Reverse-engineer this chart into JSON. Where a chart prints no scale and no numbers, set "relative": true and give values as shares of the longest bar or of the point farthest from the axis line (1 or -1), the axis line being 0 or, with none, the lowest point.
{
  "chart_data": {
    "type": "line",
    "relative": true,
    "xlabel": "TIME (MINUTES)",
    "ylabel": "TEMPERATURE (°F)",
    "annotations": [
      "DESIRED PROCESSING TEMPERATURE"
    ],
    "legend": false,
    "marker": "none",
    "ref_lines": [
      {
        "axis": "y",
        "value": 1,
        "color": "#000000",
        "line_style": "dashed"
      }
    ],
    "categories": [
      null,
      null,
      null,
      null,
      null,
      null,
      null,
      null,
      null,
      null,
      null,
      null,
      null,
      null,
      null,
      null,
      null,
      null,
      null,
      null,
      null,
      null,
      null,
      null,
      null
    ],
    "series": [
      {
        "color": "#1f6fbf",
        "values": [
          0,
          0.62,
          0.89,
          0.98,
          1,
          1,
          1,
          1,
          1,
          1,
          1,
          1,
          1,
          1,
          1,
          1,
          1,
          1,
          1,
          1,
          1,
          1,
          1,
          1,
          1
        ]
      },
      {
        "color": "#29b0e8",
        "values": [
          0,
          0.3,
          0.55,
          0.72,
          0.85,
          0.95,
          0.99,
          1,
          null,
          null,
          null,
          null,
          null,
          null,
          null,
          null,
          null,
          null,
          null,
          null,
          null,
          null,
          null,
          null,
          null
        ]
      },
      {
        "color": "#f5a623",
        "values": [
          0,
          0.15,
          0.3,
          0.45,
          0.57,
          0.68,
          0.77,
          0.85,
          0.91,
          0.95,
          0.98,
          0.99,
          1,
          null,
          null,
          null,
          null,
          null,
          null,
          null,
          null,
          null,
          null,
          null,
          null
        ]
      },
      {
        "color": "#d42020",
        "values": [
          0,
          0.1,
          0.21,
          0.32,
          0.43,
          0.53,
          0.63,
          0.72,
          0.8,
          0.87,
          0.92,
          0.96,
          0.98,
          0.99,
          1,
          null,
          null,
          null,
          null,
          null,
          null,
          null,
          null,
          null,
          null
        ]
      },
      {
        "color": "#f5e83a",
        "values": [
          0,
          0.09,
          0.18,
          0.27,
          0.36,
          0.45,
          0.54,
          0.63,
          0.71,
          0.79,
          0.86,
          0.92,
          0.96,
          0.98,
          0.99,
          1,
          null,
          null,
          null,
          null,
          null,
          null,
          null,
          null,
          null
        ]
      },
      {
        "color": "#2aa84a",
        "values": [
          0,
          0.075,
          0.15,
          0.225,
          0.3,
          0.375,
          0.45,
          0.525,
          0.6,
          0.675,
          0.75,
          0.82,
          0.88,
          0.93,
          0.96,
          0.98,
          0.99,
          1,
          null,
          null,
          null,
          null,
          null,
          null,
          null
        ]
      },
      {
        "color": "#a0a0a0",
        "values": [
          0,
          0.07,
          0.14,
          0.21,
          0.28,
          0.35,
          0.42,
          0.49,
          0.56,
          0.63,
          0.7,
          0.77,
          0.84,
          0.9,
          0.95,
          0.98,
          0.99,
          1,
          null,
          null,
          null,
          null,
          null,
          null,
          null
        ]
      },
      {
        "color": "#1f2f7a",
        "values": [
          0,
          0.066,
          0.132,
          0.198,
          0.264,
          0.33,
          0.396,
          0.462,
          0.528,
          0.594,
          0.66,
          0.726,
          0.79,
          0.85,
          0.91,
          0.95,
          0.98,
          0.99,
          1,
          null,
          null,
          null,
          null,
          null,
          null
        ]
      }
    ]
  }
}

☆ ☆ ☆ ☆ ☆

Brief: Gather all the lines that include the word "relative" and copy them out.

Answer:
Reverse-engineer this chart into JSON. Where a chart prints no scale and no numbers, set "relative": true and give values as shares of the longest bar or of the point farthest from the axis line (1 or -1), the axis line being 0 or, with none, the lowest point.
    "relative": true,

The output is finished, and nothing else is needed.